— Start —

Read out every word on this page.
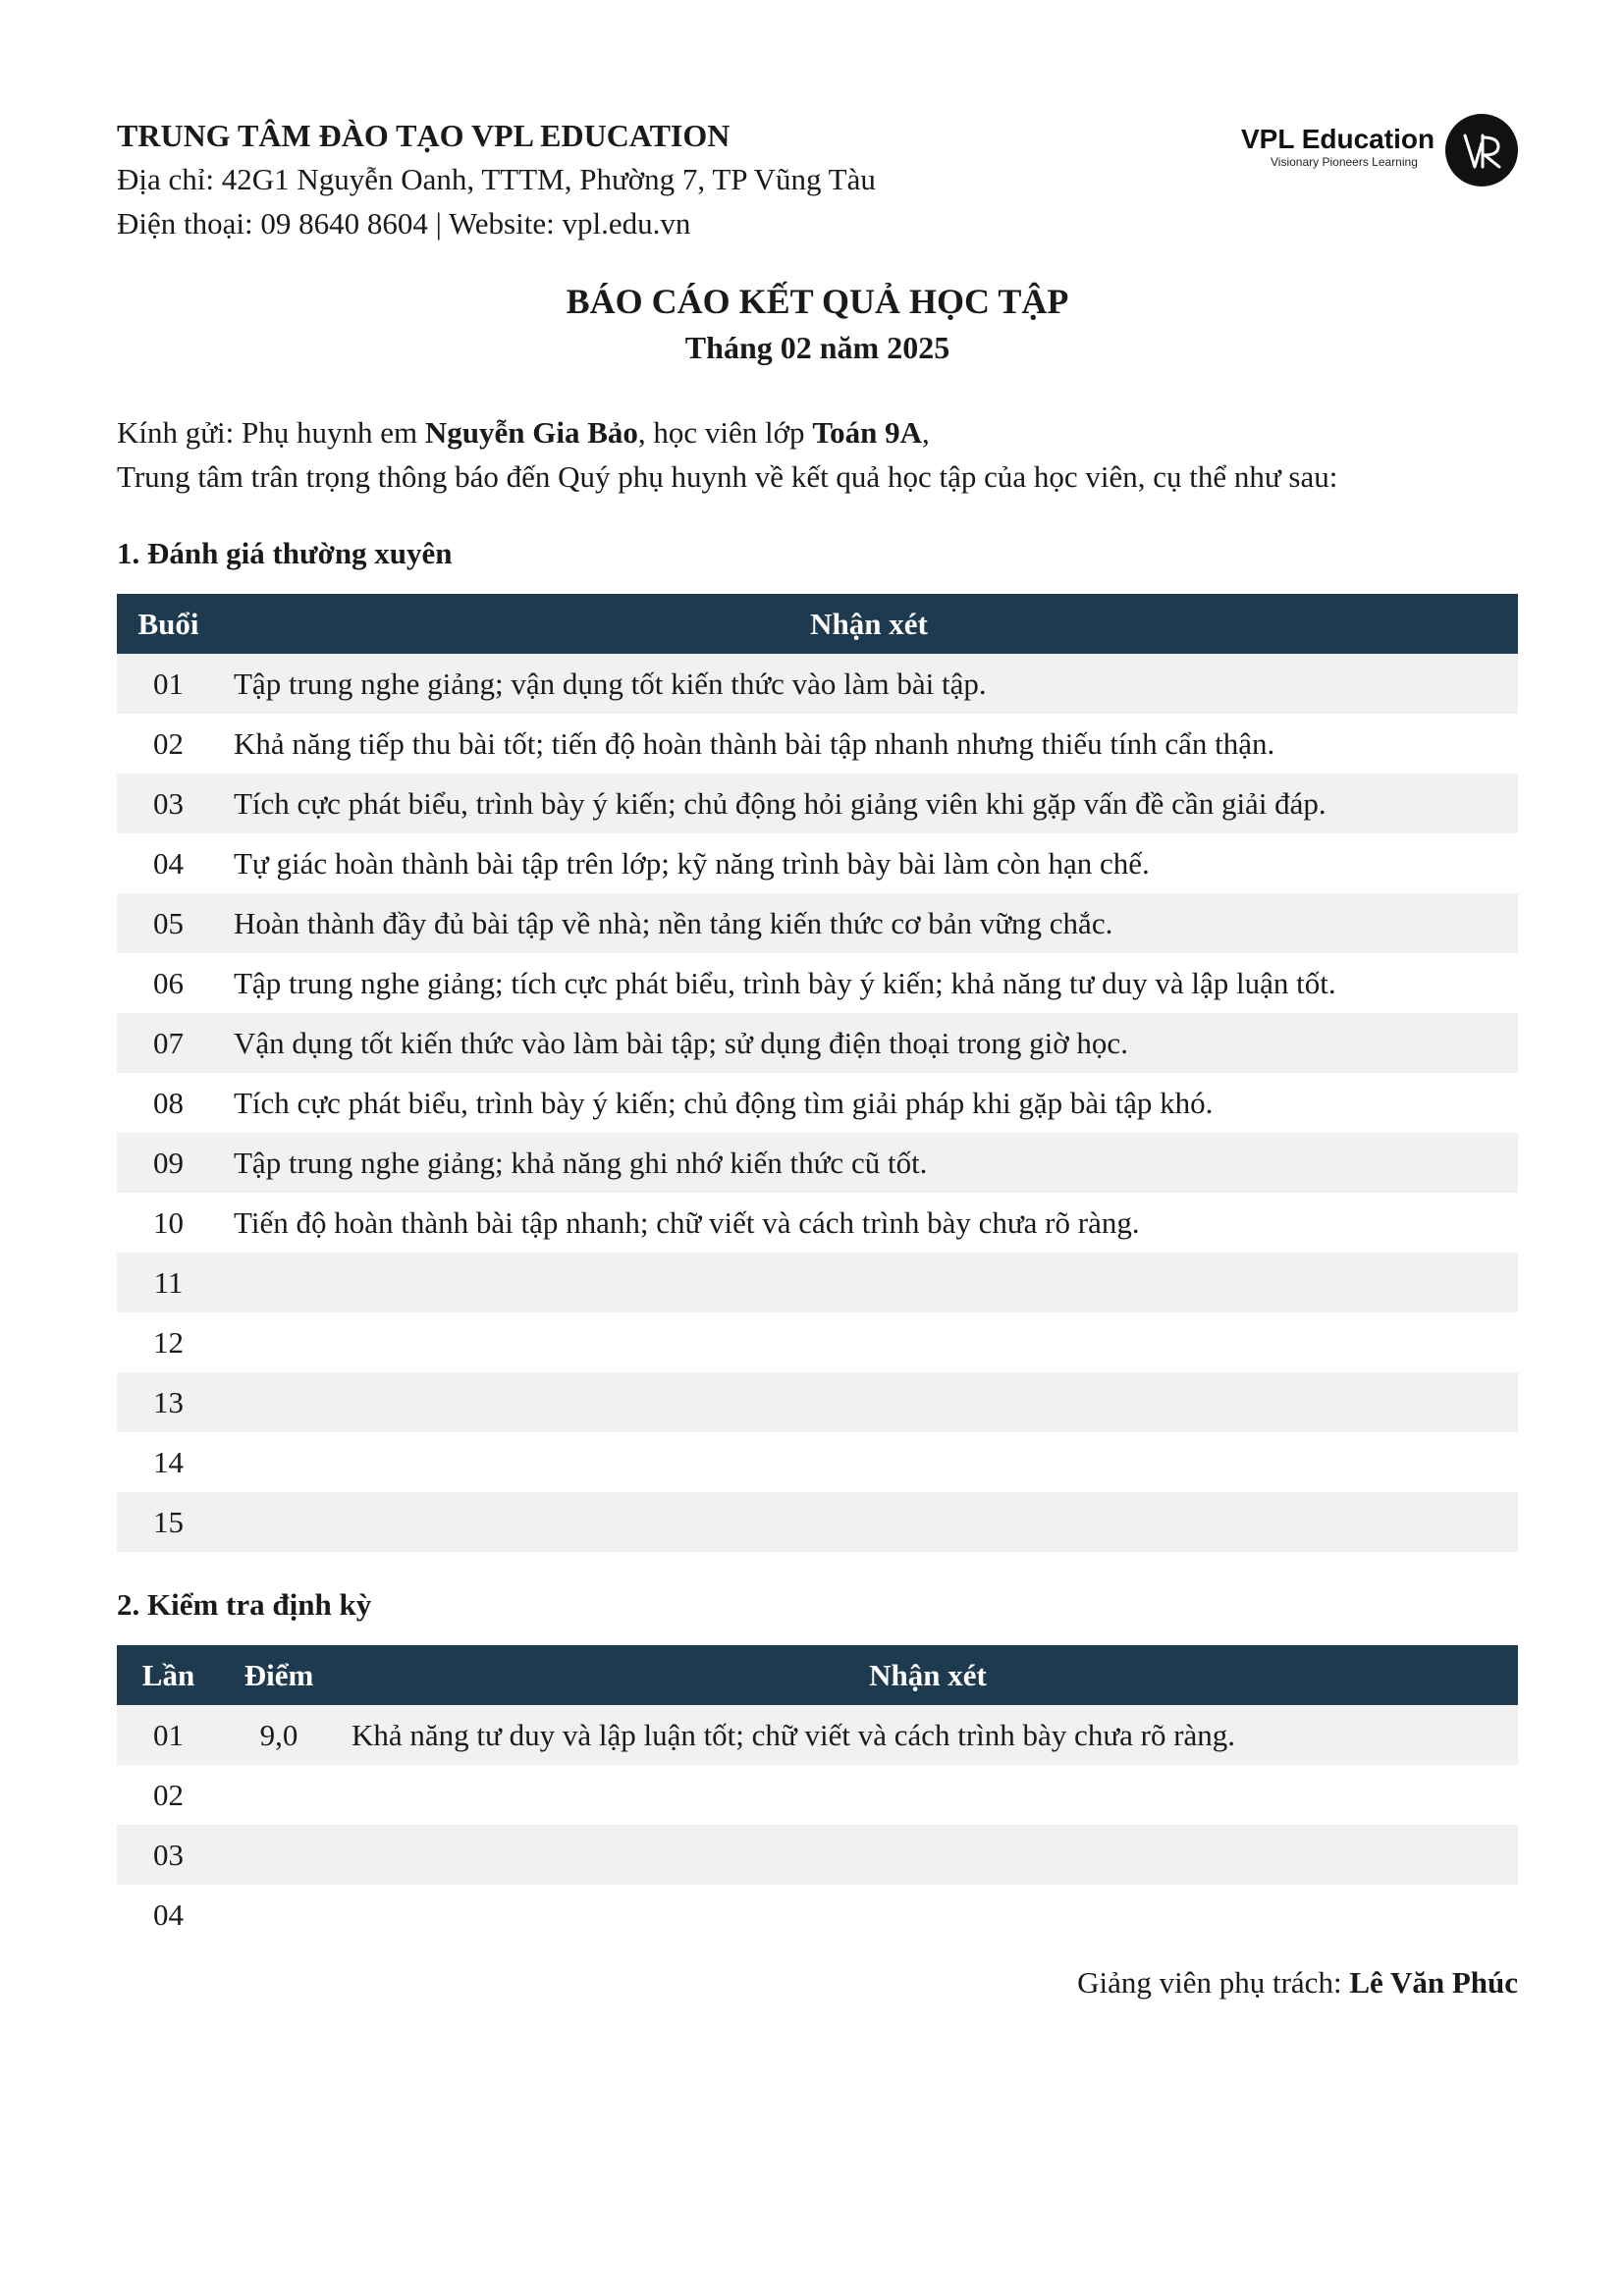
TRUNG TÂM ĐÀO TẠO VPL EDUCATION
Địa chỉ: 42G1 Nguyễn Oanh, TTTM, Phường 7, TP Vũng Tàu
Điện thoại: 09 8640 8604 | Website: vpl.edu.vn
VPL Education
Visionary Pioneers Learning
BÁO CÁO KẾT QUẢ HỌC TẬP
Tháng 02 năm 2025
Kính gửi: Phụ huynh em Nguyễn Gia Bảo, học viên lớp Toán 9A,
Trung tâm trân trọng thông báo đến Quý phụ huynh về kết quả học tập của học viên, cụ thể như sau:
1. Đánh giá thường xuyên
Buổi	Nhận xét
01	Tập trung nghe giảng; vận dụng tốt kiến thức vào làm bài tập.
02	Khả năng tiếp thu bài tốt; tiến độ hoàn thành bài tập nhanh nhưng thiếu tính cẩn thận.
03	Tích cực phát biểu, trình bày ý kiến; chủ động hỏi giảng viên khi gặp vấn đề cần giải đáp.
04	Tự giác hoàn thành bài tập trên lớp; kỹ năng trình bày bài làm còn hạn chế.
05	Hoàn thành đầy đủ bài tập về nhà; nền tảng kiến thức cơ bản vững chắc.
06	Tập trung nghe giảng; tích cực phát biểu, trình bày ý kiến; khả năng tư duy và lập luận tốt.
07	Vận dụng tốt kiến thức vào làm bài tập; sử dụng điện thoại trong giờ học.
08	Tích cực phát biểu, trình bày ý kiến; chủ động tìm giải pháp khi gặp bài tập khó.
09	Tập trung nghe giảng; khả năng ghi nhớ kiến thức cũ tốt.
10	Tiến độ hoàn thành bài tập nhanh; chữ viết và cách trình bày chưa rõ ràng.
11	
12	
13	
14	
15	
2. Kiểm tra định kỳ
Lần	Điểm	Nhận xét
01	9,0	Khả năng tư duy và lập luận tốt; chữ viết và cách trình bày chưa rõ ràng.
02		
03		
04		
Giảng viên phụ trách: Lê Văn Phúc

— End —

### [To do]
Count every line bearing the word "thành"; report the total only.

### [Full answer]
4